SUPPLIED MATERIAL:

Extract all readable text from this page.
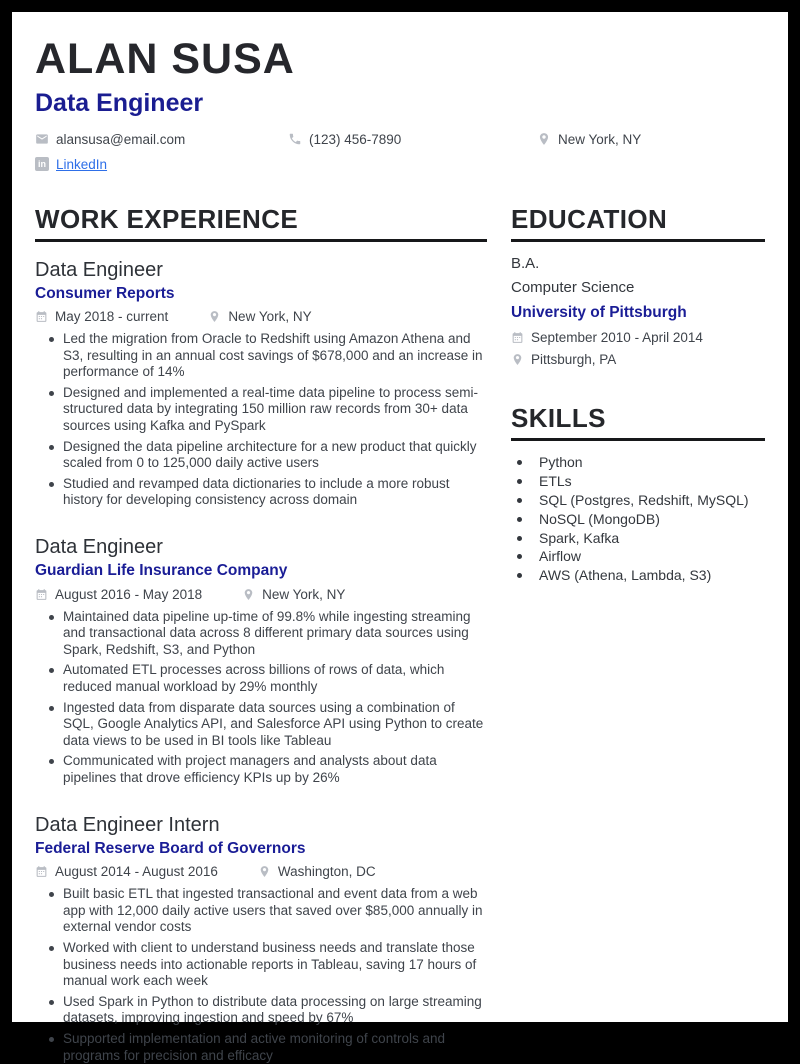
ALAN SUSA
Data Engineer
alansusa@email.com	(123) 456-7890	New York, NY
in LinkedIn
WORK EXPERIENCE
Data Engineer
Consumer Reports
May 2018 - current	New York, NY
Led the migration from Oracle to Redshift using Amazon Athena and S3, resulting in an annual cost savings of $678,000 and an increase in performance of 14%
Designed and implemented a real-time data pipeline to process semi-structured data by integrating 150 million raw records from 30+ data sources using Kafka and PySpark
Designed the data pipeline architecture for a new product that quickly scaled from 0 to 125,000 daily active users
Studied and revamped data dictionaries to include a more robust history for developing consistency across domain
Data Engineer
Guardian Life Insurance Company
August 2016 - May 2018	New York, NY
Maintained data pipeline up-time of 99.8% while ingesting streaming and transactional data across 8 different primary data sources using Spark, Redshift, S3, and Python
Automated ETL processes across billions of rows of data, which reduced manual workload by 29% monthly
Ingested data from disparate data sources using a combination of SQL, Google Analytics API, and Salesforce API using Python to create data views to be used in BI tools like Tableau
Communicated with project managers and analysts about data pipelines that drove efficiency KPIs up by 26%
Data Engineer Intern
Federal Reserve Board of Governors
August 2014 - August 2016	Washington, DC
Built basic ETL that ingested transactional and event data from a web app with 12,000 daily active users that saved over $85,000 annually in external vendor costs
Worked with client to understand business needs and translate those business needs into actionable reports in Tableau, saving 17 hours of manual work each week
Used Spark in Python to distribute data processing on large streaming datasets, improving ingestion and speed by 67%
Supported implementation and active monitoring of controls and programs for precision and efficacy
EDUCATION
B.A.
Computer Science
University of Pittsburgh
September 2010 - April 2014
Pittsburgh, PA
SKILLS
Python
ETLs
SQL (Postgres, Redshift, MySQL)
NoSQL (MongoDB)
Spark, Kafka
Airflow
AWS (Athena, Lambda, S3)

TASK DESCRIPTION: Write the entries above out again exactly, but not the pictures.

SOLUTION TO THIS PROBLEM:
Extract all readable text from this page.
ALAN SUSA
Data Engineer
alansusa@email.com	(123) 456-7890	New York, NY
in LinkedIn
WORK EXPERIENCE
Data Engineer
Consumer Reports
May 2018 - current	New York, NY
Led the migration from Oracle to Redshift using Amazon Athena and S3, resulting in an annual cost savings of $678,000 and an increase in performance of 14%
Designed and implemented a real-time data pipeline to process semi-structured data by integrating 150 million raw records from 30+ data sources using Kafka and PySpark
Designed the data pipeline architecture for a new product that quickly scaled from 0 to 125,000 daily active users
Studied and revamped data dictionaries to include a more robust history for developing consistency across domain
Data Engineer
Guardian Life Insurance Company
August 2016 - May 2018	New York, NY
Maintained data pipeline up-time of 99.8% while ingesting streaming and transactional data across 8 different primary data sources using Spark, Redshift, S3, and Python
Automated ETL processes across billions of rows of data, which reduced manual workload by 29% monthly
Ingested data from disparate data sources using a combination of SQL, Google Analytics API, and Salesforce API using Python to create data views to be used in BI tools like Tableau
Communicated with project managers and analysts about data pipelines that drove efficiency KPIs up by 26%
Data Engineer Intern
Federal Reserve Board of Governors
August 2014 - August 2016	Washington, DC
Built basic ETL that ingested transactional and event data from a web app with 12,000 daily active users that saved over $85,000 annually in external vendor costs
Worked with client to understand business needs and translate those business needs into actionable reports in Tableau, saving 17 hours of manual work each week
Used Spark in Python to distribute data processing on large streaming datasets, improving ingestion and speed by 67%
Supported implementation and active monitoring of controls and programs for precision and efficacy
EDUCATION
B.A.
Computer Science
University of Pittsburgh
September 2010 - April 2014
Pittsburgh, PA
SKILLS
Python
ETLs
SQL (Postgres, Redshift, MySQL)
NoSQL (MongoDB)
Spark, Kafka
Airflow
AWS (Athena, Lambda, S3)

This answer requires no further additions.